Exercise: Count how many lines include "label" and answer with that number only.

(Saved entries)
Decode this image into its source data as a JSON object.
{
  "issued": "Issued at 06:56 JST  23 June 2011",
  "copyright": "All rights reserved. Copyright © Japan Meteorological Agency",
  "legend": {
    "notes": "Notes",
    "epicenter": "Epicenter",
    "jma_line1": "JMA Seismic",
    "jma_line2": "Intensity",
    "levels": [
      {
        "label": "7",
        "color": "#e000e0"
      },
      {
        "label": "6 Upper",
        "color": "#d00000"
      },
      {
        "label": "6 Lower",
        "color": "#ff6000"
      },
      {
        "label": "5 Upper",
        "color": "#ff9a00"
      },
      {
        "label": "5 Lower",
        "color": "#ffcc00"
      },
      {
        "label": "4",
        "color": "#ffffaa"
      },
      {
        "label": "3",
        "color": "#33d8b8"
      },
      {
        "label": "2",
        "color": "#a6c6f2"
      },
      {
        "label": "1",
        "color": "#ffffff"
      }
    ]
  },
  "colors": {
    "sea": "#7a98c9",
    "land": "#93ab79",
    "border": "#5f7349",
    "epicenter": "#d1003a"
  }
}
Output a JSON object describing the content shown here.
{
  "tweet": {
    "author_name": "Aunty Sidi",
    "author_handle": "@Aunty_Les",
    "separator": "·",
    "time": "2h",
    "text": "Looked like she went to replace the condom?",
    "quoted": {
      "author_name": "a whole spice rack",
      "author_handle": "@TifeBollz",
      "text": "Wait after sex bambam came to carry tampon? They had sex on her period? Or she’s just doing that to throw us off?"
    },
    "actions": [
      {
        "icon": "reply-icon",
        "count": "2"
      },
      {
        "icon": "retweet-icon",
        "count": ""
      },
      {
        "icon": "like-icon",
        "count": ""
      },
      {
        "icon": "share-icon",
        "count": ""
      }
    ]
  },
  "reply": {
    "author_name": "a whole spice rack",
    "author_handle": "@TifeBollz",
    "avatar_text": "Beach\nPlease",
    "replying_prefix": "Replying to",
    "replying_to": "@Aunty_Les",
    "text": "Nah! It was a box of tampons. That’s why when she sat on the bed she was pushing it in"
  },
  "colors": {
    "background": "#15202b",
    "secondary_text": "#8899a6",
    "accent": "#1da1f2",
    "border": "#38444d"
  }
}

Exercise answer: 9